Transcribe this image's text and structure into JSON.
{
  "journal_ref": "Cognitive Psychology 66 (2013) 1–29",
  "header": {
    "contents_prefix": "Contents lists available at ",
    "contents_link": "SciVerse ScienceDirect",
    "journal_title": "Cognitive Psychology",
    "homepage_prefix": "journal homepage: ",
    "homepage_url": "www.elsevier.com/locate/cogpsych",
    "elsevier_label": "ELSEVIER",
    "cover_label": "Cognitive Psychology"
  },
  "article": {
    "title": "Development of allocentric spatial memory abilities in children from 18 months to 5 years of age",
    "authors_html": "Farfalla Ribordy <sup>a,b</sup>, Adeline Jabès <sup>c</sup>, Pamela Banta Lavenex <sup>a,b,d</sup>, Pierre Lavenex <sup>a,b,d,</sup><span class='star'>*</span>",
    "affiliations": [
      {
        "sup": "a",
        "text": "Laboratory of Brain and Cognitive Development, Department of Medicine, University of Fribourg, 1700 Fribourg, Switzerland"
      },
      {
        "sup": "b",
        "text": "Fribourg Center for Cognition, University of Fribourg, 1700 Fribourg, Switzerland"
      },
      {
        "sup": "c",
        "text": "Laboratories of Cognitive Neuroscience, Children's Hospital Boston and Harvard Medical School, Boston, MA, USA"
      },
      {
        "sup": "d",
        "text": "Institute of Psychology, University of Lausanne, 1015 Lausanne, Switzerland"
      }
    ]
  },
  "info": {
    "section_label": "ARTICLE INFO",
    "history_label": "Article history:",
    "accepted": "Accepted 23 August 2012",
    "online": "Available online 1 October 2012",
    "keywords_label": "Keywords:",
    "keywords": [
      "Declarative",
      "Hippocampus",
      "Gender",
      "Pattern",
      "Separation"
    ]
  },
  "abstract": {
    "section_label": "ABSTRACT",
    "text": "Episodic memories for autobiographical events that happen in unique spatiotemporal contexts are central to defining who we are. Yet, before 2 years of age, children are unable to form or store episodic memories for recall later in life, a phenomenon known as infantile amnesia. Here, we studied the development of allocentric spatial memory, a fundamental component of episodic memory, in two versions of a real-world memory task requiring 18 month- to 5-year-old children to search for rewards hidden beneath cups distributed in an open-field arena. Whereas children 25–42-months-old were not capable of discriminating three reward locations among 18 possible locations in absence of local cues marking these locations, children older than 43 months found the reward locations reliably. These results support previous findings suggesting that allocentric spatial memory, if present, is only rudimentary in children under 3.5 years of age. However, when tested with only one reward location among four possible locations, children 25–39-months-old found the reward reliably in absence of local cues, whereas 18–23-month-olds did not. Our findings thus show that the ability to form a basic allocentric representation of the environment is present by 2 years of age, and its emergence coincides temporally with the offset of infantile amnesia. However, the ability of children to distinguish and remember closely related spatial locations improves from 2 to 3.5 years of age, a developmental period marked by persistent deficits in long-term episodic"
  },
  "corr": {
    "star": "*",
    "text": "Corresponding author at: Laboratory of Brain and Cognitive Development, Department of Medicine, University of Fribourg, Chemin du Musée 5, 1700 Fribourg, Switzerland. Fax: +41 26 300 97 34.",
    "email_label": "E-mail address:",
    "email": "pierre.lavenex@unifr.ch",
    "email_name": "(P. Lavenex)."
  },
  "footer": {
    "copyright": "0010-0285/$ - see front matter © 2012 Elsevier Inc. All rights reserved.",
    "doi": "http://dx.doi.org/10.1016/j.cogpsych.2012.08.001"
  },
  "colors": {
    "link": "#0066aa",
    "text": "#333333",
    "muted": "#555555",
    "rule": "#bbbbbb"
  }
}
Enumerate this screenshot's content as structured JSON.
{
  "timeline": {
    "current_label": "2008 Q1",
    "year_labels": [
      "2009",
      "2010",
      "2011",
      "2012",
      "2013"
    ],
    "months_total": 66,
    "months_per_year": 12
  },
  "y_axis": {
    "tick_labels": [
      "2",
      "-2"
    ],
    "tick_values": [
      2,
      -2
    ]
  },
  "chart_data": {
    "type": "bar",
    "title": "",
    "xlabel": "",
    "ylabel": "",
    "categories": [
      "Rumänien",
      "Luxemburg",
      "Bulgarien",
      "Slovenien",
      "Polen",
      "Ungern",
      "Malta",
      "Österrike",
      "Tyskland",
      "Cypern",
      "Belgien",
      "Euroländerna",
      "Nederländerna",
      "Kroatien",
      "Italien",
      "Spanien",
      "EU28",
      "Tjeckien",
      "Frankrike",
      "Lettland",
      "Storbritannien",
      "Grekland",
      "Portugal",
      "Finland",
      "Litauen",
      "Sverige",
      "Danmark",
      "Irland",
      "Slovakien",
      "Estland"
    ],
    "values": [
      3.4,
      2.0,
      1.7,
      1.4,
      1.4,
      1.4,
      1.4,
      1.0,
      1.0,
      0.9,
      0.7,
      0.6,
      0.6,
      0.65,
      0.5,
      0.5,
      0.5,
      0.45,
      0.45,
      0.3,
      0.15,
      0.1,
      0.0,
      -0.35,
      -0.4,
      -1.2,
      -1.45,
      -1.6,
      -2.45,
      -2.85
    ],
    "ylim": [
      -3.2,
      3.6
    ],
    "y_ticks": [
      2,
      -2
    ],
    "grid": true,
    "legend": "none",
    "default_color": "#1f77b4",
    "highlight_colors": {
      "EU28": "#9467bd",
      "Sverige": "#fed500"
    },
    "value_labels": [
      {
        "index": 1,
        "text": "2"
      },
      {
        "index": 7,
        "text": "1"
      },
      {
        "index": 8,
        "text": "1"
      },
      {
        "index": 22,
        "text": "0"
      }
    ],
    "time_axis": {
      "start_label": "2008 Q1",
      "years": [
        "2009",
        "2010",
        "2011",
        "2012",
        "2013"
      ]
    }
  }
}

Stated task
Copy each entry exactly, with nothing added or dropped.

Task output
Transcribe this image's text and structure into JSON.
{
  "journal_ref": "Cognitive Psychology 66 (2013) 1–29",
  "header": {
    "contents_prefix": "Contents lists available at ",
    "contents_link": "SciVerse ScienceDirect",
    "journal_title": "Cognitive Psychology",
    "homepage_prefix": "journal homepage: ",
    "homepage_url": "www.elsevier.com/locate/cogpsych",
    "elsevier_label": "ELSEVIER",
    "cover_label": "Cognitive Psychology"
  },
  "article": {
    "title": "Development of allocentric spatial memory abilities in children from 18 months to 5 years of age",
    "authors_html": "Farfalla Ribordy <sup>a,b</sup>, Adeline Jabès <sup>c</sup>, Pamela Banta Lavenex <sup>a,b,d</sup>, Pierre Lavenex <sup>a,b,d,</sup><span class='star'>*</span>",
    "affiliations": [
      {
        "sup": "a",
        "text": "Laboratory of Brain and Cognitive Development, Department of Medicine, University of Fribourg, 1700 Fribourg, Switzerland"
      },
      {
        "sup": "b",
        "text": "Fribourg Center for Cognition, University of Fribourg, 1700 Fribourg, Switzerland"
      },
      {
        "sup": "c",
        "text": "Laboratories of Cognitive Neuroscience, Children's Hospital Boston and Harvard Medical School, Boston, MA, USA"
      },
      {
        "sup": "d",
        "text": "Institute of Psychology, University of Lausanne, 1015 Lausanne, Switzerland"
      }
    ]
  },
  "info": {
    "section_label": "ARTICLE INFO",
    "history_label": "Article history:",
    "accepted": "Accepted 23 August 2012",
    "online": "Available online 1 October 2012",
    "keywords_label": "Keywords:",
    "keywords": [
      "Declarative",
      "Hippocampus",
      "Gender",
      "Pattern",
      "Separation"
    ]
  },
  "abstract": {
    "section_label": "ABSTRACT",
    "text": "Episodic memories for autobiographical events that happen in unique spatiotemporal contexts are central to defining who we are. Yet, before 2 years of age, children are unable to form or store episodic memories for recall later in life, a phenomenon known as infantile amnesia. Here, we studied the development of allocentric spatial memory, a fundamental component of episodic memory, in two versions of a real-world memory task requiring 18 month- to 5-year-old children to search for rewards hidden beneath cups distributed in an open-field arena. Whereas children 25–42-months-old were not capable of discriminating three reward locations among 18 possible locations in absence of local cues marking these locations, children older than 43 months found the reward locations reliably. These results support previous findings suggesting that allocentric spatial memory, if present, is only rudimentary in children under 3.5 years of age. However, when tested with only one reward location among four possible locations, children 25–39-months-old found the reward reliably in absence of local cues, whereas 18–23-month-olds did not. Our findings thus show that the ability to form a basic allocentric representation of the environment is present by 2 years of age, and its emergence coincides temporally with the offset of infantile amnesia. However, the ability of children to distinguish and remember closely related spatial locations improves from 2 to 3.5 years of age, a developmental period marked by persistent deficits in long-term episodic"
  },
  "corr": {
    "star": "*",
    "text": "Corresponding author at: Laboratory of Brain and Cognitive Development, Department of Medicine, University of Fribourg, Chemin du Musée 5, 1700 Fribourg, Switzerland. Fax: +41 26 300 97 34.",
    "email_label": "E-mail address:",
    "email": "pierre.lavenex@unifr.ch",
    "email_name": "(P. Lavenex)."
  },
  "footer": {
    "copyright": "0010-0285/$ - see front matter © 2012 Elsevier Inc. All rights reserved.",
    "doi": "http://dx.doi.org/10.1016/j.cogpsych.2012.08.001"
  },
  "colors": {
    "link": "#0066aa",
    "text": "#333333",
    "muted": "#555555",
    "rule": "#bbbbbb"
  }
}
Enumerate this screenshot's content as structured JSON.
{
  "timeline": {
    "current_label": "2008 Q1",
    "year_labels": [
      "2009",
      "2010",
      "2011",
      "2012",
      "2013"
    ],
    "months_total": 66,
    "months_per_year": 12
  },
  "y_axis": {
    "tick_labels": [
      "2",
      "-2"
    ],
    "tick_values": [
      2,
      -2
    ]
  },
  "chart_data": {
    "type": "bar",
    "title": "",
    "xlabel": "",
    "ylabel": "",
    "categories": [
      "Rumänien",
      "Luxemburg",
      "Bulgarien",
      "Slovenien",
      "Polen",
      "Ungern",
      "Malta",
      "Österrike",
      "Tyskland",
      "Cypern",
      "Belgien",
      "Euroländerna",
      "Nederländerna",
      "Kroatien",
      "Italien",
      "Spanien",
      "EU28",
      "Tjeckien",
      "Frankrike",
      "Lettland",
      "Storbritannien",
      "Grekland",
      "Portugal",
      "Finland",
      "Litauen",
      "Sverige",
      "Danmark",
      "Irland",
      "Slovakien",
      "Estland"
    ],
    "values": [
      3.4,
      2.0,
      1.7,
      1.4,
      1.4,
      1.4,
      1.4,
      1.0,
      1.0,
      0.9,
      0.7,
      0.6,
      0.6,
      0.65,
      0.5,
      0.5,
      0.5,
      0.45,
      0.45,
      0.3,
      0.15,
      0.1,
      0.0,
      -0.35,
      -0.4,
      -1.2,
      -1.45,
      -1.6,
      -2.45,
      -2.85
    ],
    "ylim": [
      -3.2,
      3.6
    ],
    "y_ticks": [
      2,
      -2
    ],
    "grid": true,
    "legend": "none",
    "default_color": "#1f77b4",
    "highlight_colors": {
      "EU28": "#9467bd",
      "Sverige": "#fed500"
    },
    "value_labels": [
      {
        "index": 1,
        "text": "2"
      },
      {
        "index": 7,
        "text": "1"
      },
      {
        "index": 8,
        "text": "1"
      },
      {
        "index": 22,
        "text": "0"
      }
    ],
    "time_axis": {
      "start_label": "2008 Q1",
      "years": [
        "2009",
        "2010",
        "2011",
        "2012",
        "2013"
      ]
    }
  }
}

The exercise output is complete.